Every entry needs to be printed exactly, please.

■ ■ ■ ■

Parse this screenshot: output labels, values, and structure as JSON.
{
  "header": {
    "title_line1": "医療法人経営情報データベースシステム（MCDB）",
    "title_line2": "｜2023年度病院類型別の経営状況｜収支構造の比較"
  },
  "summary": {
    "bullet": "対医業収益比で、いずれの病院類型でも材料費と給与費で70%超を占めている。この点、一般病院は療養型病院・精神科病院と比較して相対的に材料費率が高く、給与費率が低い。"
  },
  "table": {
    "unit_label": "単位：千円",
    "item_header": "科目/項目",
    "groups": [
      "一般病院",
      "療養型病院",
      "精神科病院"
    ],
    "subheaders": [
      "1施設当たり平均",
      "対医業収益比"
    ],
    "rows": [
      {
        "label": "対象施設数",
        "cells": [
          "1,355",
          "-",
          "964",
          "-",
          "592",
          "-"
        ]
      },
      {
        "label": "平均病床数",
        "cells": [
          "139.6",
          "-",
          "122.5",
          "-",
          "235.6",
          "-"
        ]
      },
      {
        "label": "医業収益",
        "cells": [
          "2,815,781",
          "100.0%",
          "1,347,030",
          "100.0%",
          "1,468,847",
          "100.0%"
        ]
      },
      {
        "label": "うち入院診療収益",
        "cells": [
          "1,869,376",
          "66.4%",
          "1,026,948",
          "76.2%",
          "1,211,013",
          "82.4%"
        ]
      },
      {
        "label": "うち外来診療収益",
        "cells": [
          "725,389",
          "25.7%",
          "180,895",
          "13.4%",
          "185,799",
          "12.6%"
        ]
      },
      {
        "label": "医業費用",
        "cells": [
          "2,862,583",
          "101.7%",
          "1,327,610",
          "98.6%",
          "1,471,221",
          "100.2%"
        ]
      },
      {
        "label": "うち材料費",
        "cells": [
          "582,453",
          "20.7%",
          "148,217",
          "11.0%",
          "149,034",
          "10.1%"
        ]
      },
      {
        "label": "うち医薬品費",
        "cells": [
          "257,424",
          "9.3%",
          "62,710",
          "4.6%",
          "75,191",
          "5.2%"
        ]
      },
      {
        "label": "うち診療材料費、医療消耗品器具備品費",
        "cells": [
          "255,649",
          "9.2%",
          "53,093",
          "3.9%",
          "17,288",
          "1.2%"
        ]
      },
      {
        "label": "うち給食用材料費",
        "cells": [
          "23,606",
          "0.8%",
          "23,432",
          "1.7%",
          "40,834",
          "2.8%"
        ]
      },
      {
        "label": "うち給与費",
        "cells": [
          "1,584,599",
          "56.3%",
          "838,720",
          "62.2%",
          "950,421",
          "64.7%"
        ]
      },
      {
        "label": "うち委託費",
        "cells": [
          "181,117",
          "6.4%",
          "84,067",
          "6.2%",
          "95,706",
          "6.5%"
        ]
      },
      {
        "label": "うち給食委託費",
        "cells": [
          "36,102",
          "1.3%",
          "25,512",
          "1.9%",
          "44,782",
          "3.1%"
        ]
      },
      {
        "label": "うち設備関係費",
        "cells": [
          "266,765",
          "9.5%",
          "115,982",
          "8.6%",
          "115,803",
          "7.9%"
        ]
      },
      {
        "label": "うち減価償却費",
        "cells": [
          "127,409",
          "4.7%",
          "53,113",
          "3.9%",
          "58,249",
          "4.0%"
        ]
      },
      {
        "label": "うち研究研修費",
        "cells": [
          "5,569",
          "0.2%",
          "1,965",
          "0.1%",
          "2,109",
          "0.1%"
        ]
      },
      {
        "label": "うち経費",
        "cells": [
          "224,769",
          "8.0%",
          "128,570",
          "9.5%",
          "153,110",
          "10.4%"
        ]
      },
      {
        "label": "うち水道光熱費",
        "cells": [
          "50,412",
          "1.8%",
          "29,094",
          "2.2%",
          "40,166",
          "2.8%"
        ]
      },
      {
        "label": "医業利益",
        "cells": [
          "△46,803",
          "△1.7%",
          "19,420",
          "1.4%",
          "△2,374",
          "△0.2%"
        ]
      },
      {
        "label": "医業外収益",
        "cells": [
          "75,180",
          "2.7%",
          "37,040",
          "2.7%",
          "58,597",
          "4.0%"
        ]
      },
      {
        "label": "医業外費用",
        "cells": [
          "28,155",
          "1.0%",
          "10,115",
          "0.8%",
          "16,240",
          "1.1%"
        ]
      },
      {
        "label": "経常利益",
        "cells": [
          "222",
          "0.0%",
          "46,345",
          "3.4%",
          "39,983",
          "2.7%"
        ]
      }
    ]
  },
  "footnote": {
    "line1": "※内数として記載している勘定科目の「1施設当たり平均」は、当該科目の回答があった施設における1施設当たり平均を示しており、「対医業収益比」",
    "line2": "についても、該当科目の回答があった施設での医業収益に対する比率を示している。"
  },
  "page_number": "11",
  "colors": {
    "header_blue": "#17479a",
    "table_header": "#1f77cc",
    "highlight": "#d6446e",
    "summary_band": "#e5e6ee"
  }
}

■ ■ ■ ■

§ WRITTEN ANSWER:
Parse this screenshot: output labels, values, and structure as JSON.
{
  "header": {
    "title_line1": "医療法人経営情報データベースシステム（MCDB）",
    "title_line2": "｜2023年度病院類型別の経営状況｜収支構造の比較"
  },
  "summary": {
    "bullet": "対医業収益比で、いずれの病院類型でも材料費と給与費で70%超を占めている。この点、一般病院は療養型病院・精神科病院と比較して相対的に材料費率が高く、給与費率が低い。"
  },
  "table": {
    "unit_label": "単位：千円",
    "item_header": "科目/項目",
    "groups": [
      "一般病院",
      "療養型病院",
      "精神科病院"
    ],
    "subheaders": [
      "1施設当たり平均",
      "対医業収益比"
    ],
    "rows": [
      {
        "label": "対象施設数",
        "cells": [
          "1,355",
          "-",
          "964",
          "-",
          "592",
          "-"
        ]
      },
      {
        "label": "平均病床数",
        "cells": [
          "139.6",
          "-",
          "122.5",
          "-",
          "235.6",
          "-"
        ]
      },
      {
        "label": "医業収益",
        "cells": [
          "2,815,781",
          "100.0%",
          "1,347,030",
          "100.0%",
          "1,468,847",
          "100.0%"
        ]
      },
      {
        "label": "うち入院診療収益",
        "cells": [
          "1,869,376",
          "66.4%",
          "1,026,948",
          "76.2%",
          "1,211,013",
          "82.4%"
        ]
      },
      {
        "label": "うち外来診療収益",
        "cells": [
          "725,389",
          "25.7%",
          "180,895",
          "13.4%",
          "185,799",
          "12.6%"
        ]
      },
      {
        "label": "医業費用",
        "cells": [
          "2,862,583",
          "101.7%",
          "1,327,610",
          "98.6%",
          "1,471,221",
          "100.2%"
        ]
      },
      {
        "label": "うち材料費",
        "cells": [
          "582,453",
          "20.7%",
          "148,217",
          "11.0%",
          "149,034",
          "10.1%"
        ]
      },
      {
        "label": "うち医薬品費",
        "cells": [
          "257,424",
          "9.3%",
          "62,710",
          "4.6%",
          "75,191",
          "5.2%"
        ]
      },
      {
        "label": "うち診療材料費、医療消耗品器具備品費",
        "cells": [
          "255,649",
          "9.2%",
          "53,093",
          "3.9%",
          "17,288",
          "1.2%"
        ]
      },
      {
        "label": "うち給食用材料費",
        "cells": [
          "23,606",
          "0.8%",
          "23,432",
          "1.7%",
          "40,834",
          "2.8%"
        ]
      },
      {
        "label": "うち給与費",
        "cells": [
          "1,584,599",
          "56.3%",
          "838,720",
          "62.2%",
          "950,421",
          "64.7%"
        ]
      },
      {
        "label": "うち委託費",
        "cells": [
          "181,117",
          "6.4%",
          "84,067",
          "6.2%",
          "95,706",
          "6.5%"
        ]
      },
      {
        "label": "うち給食委託費",
        "cells": [
          "36,102",
          "1.3%",
          "25,512",
          "1.9%",
          "44,782",
          "3.1%"
        ]
      },
      {
        "label": "うち設備関係費",
        "cells": [
          "266,765",
          "9.5%",
          "115,982",
          "8.6%",
          "115,803",
          "7.9%"
        ]
      },
      {
        "label": "うち減価償却費",
        "cells": [
          "127,409",
          "4.7%",
          "53,113",
          "3.9%",
          "58,249",
          "4.0%"
        ]
      },
      {
        "label": "うち研究研修費",
        "cells": [
          "5,569",
          "0.2%",
          "1,965",
          "0.1%",
          "2,109",
          "0.1%"
        ]
      },
      {
        "label": "うち経費",
        "cells": [
          "224,769",
          "8.0%",
          "128,570",
          "9.5%",
          "153,110",
          "10.4%"
        ]
      },
      {
        "label": "うち水道光熱費",
        "cells": [
          "50,412",
          "1.8%",
          "29,094",
          "2.2%",
          "40,166",
          "2.8%"
        ]
      },
      {
        "label": "医業利益",
        "cells": [
          "△46,803",
          "△1.7%",
          "19,420",
          "1.4%",
          "△2,374",
          "△0.2%"
        ]
      },
      {
        "label": "医業外収益",
        "cells": [
          "75,180",
          "2.7%",
          "37,040",
          "2.7%",
          "58,597",
          "4.0%"
        ]
      },
      {
        "label": "医業外費用",
        "cells": [
          "28,155",
          "1.0%",
          "10,115",
          "0.8%",
          "16,240",
          "1.1%"
        ]
      },
      {
        "label": "経常利益",
        "cells": [
          "222",
          "0.0%",
          "46,345",
          "3.4%",
          "39,983",
          "2.7%"
        ]
      }
    ]
  },
  "footnote": {
    "line1": "※内数として記載している勘定科目の「1施設当たり平均」は、当該科目の回答があった施設における1施設当たり平均を示しており、「対医業収益比」",
    "line2": "についても、該当科目の回答があった施設での医業収益に対する比率を示している。"
  },
  "page_number": "11",
  "colors": {
    "header_blue": "#17479a",
    "table_header": "#1f77cc",
    "highlight": "#d6446e",
    "summary_band": "#e5e6ee"
  }
}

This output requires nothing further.